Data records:
# # #
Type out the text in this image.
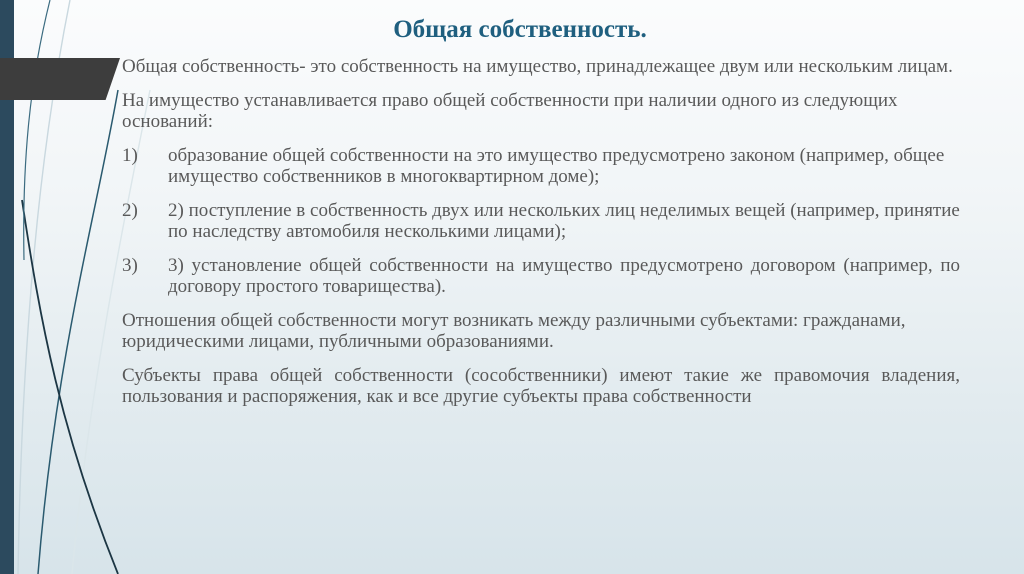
Общая собственность.

Общая собственность- это собственность на имущество, принадлежащее двум или нескольким лицам.

На имущество устанавливается право общей собственности при наличии одного из следующих оснований:

1) образование общей собственности на это имущество предусмотрено законом (например, общее имущество собственников в многоквартирном доме);
2) 2) поступление в собственность двух или нескольких лиц неделимых вещей (например, принятие по наследству автомобиля несколькими лицами);
3) 3) установление общей собственности на имущество предусмотрено договором (например, по договору простого товарищества).

Отношения общей собственности могут возникать между различными субъектами: гражданами, юридическими лицами, публичными образованиями.

Субъекты права общей собственности (сособственники) имеют такие же правомочия владения, пользования и распоряжения, как и все другие субъекты права собственности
# # #
Written exercise:
Say how many lines contain the string "Общая", giving nothing but the count.

Expected output:
2